Stated problem —
Copy out all the records exactly.

╭─ Records provided

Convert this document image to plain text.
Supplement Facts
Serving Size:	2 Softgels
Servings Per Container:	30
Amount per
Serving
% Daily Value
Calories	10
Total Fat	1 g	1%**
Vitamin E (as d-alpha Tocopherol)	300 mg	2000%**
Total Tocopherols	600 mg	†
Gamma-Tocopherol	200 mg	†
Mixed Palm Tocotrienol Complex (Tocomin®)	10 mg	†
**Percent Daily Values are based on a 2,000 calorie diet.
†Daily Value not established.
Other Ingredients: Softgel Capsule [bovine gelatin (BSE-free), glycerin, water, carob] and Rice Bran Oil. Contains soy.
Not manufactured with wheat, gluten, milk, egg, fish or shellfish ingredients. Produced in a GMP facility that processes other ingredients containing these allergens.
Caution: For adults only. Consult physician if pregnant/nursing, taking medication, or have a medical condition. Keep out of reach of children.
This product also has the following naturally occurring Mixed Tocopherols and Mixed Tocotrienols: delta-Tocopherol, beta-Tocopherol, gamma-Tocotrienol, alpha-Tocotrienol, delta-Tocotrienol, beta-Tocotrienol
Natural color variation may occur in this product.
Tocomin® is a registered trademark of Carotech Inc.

╰─

Full solution —
Convert this document image to plain text.
Supplement Facts
Serving Size:	2 Softgels
Servings Per Container:	30
Amount per
Serving
% Daily Value
Calories	10
Total Fat	1 g	1%**
Vitamin E (as d-alpha Tocopherol)	300 mg	2000%**
Total Tocopherols	600 mg	†
Gamma-Tocopherol	200 mg	†
Mixed Palm Tocotrienol Complex (Tocomin®)	10 mg	†
**Percent Daily Values are based on a 2,000 calorie diet.
†Daily Value not established.
Other Ingredients: Softgel Capsule [bovine gelatin (BSE-free), glycerin, water, carob] and Rice Bran Oil. Contains soy.
Not manufactured with wheat, gluten, milk, egg, fish or shellfish ingredients. Produced in a GMP facility that processes other ingredients containing these allergens.
Caution: For adults only. Consult physician if pregnant/nursing, taking medication, or have a medical condition. Keep out of reach of children.
This product also has the following naturally occurring Mixed Tocopherols and Mixed Tocotrienols: delta-Tocopherol, beta-Tocopherol, gamma-Tocotrienol, alpha-Tocotrienol, delta-Tocotrienol, beta-Tocotrienol
Natural color variation may occur in this product.
Tocomin® is a registered trademark of Carotech Inc.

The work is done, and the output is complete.